▶ _EXERCISE INSTRUCTIONS_
Entries follow. Set all of them down as they stand.

(Records from a data source)
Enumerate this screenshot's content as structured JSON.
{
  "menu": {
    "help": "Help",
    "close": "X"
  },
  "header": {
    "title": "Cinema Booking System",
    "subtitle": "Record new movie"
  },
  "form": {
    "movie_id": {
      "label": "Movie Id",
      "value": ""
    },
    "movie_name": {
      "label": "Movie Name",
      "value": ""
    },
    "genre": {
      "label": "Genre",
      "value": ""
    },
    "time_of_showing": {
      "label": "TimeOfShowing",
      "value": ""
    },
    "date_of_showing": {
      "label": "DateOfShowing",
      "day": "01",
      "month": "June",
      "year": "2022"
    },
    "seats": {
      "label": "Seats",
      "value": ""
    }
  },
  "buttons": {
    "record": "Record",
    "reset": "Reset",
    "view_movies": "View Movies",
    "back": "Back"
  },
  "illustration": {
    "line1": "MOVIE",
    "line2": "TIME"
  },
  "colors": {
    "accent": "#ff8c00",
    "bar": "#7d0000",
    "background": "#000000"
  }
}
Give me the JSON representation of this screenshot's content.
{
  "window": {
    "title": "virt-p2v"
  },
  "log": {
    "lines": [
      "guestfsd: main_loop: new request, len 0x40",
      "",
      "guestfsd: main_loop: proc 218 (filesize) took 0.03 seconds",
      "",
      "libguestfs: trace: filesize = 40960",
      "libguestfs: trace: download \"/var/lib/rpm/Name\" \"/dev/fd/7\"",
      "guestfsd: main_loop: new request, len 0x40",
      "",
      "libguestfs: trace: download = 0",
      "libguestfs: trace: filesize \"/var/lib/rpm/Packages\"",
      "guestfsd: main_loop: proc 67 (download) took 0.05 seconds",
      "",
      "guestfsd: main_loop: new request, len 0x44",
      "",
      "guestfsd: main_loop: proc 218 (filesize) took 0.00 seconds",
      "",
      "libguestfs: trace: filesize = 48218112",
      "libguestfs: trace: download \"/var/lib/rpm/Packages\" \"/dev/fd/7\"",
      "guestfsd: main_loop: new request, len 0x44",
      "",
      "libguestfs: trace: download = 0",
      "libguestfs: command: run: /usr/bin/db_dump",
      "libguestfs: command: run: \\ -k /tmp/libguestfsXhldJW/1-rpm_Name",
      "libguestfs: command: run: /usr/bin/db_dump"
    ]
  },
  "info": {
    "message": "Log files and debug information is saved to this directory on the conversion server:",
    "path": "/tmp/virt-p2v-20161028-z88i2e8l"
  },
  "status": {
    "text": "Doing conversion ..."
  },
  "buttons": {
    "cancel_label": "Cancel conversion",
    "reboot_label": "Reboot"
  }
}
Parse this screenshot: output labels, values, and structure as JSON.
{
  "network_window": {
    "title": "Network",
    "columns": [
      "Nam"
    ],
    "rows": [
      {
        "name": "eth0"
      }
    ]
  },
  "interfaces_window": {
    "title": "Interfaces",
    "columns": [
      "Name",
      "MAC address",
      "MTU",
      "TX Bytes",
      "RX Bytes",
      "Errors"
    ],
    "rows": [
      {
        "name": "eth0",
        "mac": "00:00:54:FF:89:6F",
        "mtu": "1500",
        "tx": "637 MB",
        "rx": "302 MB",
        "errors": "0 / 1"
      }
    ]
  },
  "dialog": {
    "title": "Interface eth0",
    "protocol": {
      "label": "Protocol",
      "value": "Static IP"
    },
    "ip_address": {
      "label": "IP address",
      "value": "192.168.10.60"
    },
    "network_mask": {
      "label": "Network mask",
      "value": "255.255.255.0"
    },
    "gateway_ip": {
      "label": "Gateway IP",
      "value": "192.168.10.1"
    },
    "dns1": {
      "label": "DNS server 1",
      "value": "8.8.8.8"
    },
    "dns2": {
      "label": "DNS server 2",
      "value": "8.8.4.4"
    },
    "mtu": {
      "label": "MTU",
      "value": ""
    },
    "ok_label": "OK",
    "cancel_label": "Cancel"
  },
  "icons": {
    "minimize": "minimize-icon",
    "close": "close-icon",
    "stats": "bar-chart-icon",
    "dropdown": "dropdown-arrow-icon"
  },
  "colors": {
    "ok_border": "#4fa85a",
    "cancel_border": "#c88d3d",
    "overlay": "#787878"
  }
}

▶ _SOLVED PROBLEM_
Enumerate this screenshot's content as structured JSON.
{
  "menu": {
    "help": "Help",
    "close": "X"
  },
  "header": {
    "title": "Cinema Booking System",
    "subtitle": "Record new movie"
  },
  "form": {
    "movie_id": {
      "label": "Movie Id",
      "value": ""
    },
    "movie_name": {
      "label": "Movie Name",
      "value": ""
    },
    "genre": {
      "label": "Genre",
      "value": ""
    },
    "time_of_showing": {
      "label": "TimeOfShowing",
      "value": ""
    },
    "date_of_showing": {
      "label": "DateOfShowing",
      "day": "01",
      "month": "June",
      "year": "2022"
    },
    "seats": {
      "label": "Seats",
      "value": ""
    }
  },
  "buttons": {
    "record": "Record",
    "reset": "Reset",
    "view_movies": "View Movies",
    "back": "Back"
  },
  "illustration": {
    "line1": "MOVIE",
    "line2": "TIME"
  },
  "colors": {
    "accent": "#ff8c00",
    "bar": "#7d0000",
    "background": "#000000"
  }
}
Give me the JSON representation of this screenshot's content.
{
  "window": {
    "title": "virt-p2v"
  },
  "log": {
    "lines": [
      "guestfsd: main_loop: new request, len 0x40",
      "",
      "guestfsd: main_loop: proc 218 (filesize) took 0.03 seconds",
      "",
      "libguestfs: trace: filesize = 40960",
      "libguestfs: trace: download \"/var/lib/rpm/Name\" \"/dev/fd/7\"",
      "guestfsd: main_loop: new request, len 0x40",
      "",
      "libguestfs: trace: download = 0",
      "libguestfs: trace: filesize \"/var/lib/rpm/Packages\"",
      "guestfsd: main_loop: proc 67 (download) took 0.05 seconds",
      "",
      "guestfsd: main_loop: new request, len 0x44",
      "",
      "guestfsd: main_loop: proc 218 (filesize) took 0.00 seconds",
      "",
      "libguestfs: trace: filesize = 48218112",
      "libguestfs: trace: download \"/var/lib/rpm/Packages\" \"/dev/fd/7\"",
      "guestfsd: main_loop: new request, len 0x44",
      "",
      "libguestfs: trace: download = 0",
      "libguestfs: command: run: /usr/bin/db_dump",
      "libguestfs: command: run: \\ -k /tmp/libguestfsXhldJW/1-rpm_Name",
      "libguestfs: command: run: /usr/bin/db_dump"
    ]
  },
  "info": {
    "message": "Log files and debug information is saved to this directory on the conversion server:",
    "path": "/tmp/virt-p2v-20161028-z88i2e8l"
  },
  "status": {
    "text": "Doing conversion ..."
  },
  "buttons": {
    "cancel_label": "Cancel conversion",
    "reboot_label": "Reboot"
  }
}
Parse this screenshot: output labels, values, and structure as JSON.
{
  "network_window": {
    "title": "Network",
    "columns": [
      "Nam"
    ],
    "rows": [
      {
        "name": "eth0"
      }
    ]
  },
  "interfaces_window": {
    "title": "Interfaces",
    "columns": [
      "Name",
      "MAC address",
      "MTU",
      "TX Bytes",
      "RX Bytes",
      "Errors"
    ],
    "rows": [
      {
        "name": "eth0",
        "mac": "00:00:54:FF:89:6F",
        "mtu": "1500",
        "tx": "637 MB",
        "rx": "302 MB",
        "errors": "0 / 1"
      }
    ]
  },
  "dialog": {
    "title": "Interface eth0",
    "protocol": {
      "label": "Protocol",
      "value": "Static IP"
    },
    "ip_address": {
      "label": "IP address",
      "value": "192.168.10.60"
    },
    "network_mask": {
      "label": "Network mask",
      "value": "255.255.255.0"
    },
    "gateway_ip": {
      "label": "Gateway IP",
      "value": "192.168.10.1"
    },
    "dns1": {
      "label": "DNS server 1",
      "value": "8.8.8.8"
    },
    "dns2": {
      "label": "DNS server 2",
      "value": "8.8.4.4"
    },
    "mtu": {
      "label": "MTU",
      "value": ""
    },
    "ok_label": "OK",
    "cancel_label": "Cancel"
  },
  "icons": {
    "minimize": "minimize-icon",
    "close": "close-icon",
    "stats": "bar-chart-icon",
    "dropdown": "dropdown-arrow-icon"
  },
  "colors": {
    "ok_border": "#4fa85a",
    "cancel_border": "#c88d3d",
    "overlay": "#787878"
  }
}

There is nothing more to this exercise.